[DIRECTION]: Wherever the string "light" appears in the listing, copy that line.
* begin *
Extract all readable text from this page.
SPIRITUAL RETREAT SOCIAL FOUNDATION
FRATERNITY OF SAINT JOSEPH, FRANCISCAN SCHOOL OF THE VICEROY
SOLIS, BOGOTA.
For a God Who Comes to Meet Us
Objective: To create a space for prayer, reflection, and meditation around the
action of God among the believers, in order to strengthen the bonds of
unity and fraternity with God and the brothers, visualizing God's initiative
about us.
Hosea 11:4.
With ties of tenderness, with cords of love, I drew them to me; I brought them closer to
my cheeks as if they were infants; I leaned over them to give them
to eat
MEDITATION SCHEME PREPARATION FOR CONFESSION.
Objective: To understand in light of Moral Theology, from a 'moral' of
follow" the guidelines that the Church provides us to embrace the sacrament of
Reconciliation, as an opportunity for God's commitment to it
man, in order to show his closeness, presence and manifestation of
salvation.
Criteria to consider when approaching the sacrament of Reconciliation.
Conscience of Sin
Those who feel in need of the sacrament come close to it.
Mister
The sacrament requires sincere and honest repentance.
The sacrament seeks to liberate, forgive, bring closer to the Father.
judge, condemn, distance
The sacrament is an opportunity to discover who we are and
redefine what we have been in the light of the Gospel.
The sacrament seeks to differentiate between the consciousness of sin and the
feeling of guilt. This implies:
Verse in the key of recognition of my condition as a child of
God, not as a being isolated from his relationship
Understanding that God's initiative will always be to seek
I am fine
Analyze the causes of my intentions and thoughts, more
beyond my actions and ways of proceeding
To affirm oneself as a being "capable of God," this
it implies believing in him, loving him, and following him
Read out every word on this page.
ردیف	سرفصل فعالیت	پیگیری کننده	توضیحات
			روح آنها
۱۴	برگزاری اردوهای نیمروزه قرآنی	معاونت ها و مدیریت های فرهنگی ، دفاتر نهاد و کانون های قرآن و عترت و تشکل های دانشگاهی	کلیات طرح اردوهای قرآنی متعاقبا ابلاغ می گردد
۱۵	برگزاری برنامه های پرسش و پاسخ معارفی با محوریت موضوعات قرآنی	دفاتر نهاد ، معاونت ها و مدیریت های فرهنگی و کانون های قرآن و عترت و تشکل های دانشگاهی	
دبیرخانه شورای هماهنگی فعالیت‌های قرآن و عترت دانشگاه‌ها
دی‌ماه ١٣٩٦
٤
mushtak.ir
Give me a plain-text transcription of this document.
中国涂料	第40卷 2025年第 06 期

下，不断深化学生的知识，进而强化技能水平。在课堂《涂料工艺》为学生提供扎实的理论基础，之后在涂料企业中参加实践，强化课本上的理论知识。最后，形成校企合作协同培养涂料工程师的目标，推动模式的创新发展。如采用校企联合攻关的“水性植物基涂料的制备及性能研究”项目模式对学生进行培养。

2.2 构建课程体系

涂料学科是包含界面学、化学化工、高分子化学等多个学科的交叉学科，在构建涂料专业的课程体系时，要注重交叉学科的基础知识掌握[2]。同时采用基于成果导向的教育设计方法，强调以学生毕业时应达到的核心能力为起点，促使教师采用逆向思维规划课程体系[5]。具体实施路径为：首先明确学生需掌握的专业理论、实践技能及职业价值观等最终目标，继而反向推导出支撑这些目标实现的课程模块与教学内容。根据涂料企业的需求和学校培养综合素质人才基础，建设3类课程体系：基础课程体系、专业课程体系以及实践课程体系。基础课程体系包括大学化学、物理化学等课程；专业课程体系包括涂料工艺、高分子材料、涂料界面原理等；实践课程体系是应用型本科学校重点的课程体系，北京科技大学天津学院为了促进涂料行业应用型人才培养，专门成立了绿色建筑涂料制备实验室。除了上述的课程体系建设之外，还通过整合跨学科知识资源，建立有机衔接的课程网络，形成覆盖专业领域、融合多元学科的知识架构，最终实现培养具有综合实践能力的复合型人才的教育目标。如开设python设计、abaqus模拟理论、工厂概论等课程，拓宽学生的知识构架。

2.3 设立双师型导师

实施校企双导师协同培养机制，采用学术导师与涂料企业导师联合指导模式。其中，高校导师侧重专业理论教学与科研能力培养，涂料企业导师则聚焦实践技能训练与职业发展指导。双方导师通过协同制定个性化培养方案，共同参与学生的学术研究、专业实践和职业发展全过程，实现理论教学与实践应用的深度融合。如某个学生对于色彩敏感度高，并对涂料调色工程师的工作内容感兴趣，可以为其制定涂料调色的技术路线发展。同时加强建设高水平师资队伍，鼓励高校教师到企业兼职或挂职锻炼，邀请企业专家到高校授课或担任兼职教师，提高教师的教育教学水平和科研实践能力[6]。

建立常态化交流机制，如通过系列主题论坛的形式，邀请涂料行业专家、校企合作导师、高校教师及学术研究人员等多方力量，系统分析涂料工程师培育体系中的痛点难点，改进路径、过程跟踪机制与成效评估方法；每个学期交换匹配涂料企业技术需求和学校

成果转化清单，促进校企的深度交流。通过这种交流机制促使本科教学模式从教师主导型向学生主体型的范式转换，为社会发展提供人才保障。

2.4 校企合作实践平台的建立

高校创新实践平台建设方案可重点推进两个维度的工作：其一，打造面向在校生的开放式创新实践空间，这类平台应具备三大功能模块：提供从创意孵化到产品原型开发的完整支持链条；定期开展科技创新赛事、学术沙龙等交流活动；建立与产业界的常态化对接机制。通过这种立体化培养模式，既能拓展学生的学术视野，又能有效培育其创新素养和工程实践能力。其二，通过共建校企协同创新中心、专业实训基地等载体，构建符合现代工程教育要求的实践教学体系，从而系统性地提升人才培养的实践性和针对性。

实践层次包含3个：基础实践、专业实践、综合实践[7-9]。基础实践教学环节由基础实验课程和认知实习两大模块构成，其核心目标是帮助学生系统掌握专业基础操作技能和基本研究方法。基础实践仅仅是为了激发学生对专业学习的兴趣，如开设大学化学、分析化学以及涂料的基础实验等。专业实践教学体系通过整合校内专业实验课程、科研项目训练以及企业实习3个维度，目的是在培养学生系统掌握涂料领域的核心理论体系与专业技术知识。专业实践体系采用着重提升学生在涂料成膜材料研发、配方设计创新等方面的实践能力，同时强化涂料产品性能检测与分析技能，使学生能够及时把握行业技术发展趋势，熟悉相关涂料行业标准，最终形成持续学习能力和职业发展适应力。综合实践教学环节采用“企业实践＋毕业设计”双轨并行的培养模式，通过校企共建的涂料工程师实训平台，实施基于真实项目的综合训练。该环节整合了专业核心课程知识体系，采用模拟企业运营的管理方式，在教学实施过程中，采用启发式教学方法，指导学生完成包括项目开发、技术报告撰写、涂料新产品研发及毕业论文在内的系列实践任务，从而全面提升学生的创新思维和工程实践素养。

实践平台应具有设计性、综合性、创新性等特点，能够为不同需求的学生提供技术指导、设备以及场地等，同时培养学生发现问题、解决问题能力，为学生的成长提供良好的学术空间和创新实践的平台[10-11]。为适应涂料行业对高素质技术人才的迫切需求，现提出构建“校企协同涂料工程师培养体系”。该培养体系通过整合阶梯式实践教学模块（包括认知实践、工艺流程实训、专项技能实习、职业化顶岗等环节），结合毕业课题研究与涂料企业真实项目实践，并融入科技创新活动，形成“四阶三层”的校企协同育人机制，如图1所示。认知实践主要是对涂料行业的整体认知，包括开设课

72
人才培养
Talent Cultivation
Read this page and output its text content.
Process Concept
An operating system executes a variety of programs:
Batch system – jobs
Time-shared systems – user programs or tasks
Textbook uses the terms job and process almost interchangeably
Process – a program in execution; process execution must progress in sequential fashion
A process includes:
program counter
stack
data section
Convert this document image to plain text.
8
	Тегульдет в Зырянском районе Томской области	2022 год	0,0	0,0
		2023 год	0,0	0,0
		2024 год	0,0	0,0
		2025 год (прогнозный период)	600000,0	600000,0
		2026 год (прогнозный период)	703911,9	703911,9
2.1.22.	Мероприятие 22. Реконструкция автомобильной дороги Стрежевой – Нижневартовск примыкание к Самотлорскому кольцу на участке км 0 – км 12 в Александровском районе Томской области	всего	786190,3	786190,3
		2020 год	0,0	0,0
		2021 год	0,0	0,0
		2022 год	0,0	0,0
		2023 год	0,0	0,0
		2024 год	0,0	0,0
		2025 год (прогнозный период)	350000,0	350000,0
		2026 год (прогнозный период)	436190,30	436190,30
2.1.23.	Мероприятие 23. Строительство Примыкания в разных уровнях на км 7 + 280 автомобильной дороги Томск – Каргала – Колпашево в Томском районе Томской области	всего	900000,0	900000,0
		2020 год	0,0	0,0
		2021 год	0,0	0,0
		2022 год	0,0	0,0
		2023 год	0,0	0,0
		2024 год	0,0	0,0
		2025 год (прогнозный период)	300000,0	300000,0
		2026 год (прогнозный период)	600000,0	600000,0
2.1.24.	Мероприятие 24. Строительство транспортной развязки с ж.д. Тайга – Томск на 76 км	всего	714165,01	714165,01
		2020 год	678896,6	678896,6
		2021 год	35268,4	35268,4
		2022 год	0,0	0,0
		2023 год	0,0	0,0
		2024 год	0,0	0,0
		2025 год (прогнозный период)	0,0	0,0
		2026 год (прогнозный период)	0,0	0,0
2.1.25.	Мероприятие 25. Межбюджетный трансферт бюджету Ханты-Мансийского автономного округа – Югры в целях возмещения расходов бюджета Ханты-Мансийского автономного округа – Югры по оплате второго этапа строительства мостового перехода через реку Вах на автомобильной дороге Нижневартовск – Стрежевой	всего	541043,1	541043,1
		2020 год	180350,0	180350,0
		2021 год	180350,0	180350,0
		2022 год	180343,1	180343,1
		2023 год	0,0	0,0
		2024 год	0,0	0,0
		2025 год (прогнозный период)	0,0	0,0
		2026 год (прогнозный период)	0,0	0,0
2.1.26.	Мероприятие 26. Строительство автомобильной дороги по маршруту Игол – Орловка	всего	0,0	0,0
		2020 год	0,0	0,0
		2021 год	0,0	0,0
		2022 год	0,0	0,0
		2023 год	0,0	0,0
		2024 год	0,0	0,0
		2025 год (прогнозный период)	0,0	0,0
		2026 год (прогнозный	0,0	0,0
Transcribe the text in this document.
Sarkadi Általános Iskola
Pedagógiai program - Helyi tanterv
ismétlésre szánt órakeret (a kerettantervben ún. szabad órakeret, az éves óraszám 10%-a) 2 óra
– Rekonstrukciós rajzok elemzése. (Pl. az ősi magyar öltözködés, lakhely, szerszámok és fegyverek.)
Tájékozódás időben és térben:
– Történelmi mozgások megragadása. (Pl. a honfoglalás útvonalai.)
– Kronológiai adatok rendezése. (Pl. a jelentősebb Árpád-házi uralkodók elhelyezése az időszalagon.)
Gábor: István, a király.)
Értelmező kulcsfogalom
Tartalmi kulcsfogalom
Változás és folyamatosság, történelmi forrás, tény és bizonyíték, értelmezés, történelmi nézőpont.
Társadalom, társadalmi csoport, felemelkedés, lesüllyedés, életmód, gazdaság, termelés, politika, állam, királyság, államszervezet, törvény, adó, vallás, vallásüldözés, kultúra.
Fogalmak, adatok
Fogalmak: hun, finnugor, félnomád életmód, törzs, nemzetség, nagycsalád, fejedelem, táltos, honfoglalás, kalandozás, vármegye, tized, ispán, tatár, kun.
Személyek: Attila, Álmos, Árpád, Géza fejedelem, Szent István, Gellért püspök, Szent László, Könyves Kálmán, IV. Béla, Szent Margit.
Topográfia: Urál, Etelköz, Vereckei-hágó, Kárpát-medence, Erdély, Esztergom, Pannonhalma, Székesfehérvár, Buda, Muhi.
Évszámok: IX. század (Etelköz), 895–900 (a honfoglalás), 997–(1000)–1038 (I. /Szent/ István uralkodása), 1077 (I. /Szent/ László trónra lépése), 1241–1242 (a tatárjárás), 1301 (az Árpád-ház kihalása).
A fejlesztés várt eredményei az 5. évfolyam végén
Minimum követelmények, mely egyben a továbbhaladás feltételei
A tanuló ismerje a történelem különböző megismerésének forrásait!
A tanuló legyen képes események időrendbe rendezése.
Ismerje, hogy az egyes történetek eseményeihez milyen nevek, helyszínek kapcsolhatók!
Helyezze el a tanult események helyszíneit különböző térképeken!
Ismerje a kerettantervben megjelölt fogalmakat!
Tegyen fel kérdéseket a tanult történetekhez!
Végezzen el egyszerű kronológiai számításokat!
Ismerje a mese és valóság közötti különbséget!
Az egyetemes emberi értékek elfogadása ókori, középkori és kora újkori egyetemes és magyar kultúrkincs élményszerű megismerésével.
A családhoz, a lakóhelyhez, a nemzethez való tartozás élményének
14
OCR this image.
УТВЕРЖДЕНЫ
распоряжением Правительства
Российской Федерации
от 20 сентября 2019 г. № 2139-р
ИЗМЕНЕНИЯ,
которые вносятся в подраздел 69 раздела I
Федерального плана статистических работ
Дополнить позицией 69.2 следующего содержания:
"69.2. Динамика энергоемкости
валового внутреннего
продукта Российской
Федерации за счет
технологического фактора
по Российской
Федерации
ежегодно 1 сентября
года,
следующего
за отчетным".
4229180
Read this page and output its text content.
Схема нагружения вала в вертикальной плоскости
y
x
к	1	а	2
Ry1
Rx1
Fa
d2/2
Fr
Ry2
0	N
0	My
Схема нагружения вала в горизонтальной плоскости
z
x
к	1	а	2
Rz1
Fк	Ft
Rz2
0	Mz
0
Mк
* end *
[ANSWER TO THE TASK]:
Objective: To understand in light of Moral Theology, from a 'moral' of
redefine what we have been in the light of the Gospel.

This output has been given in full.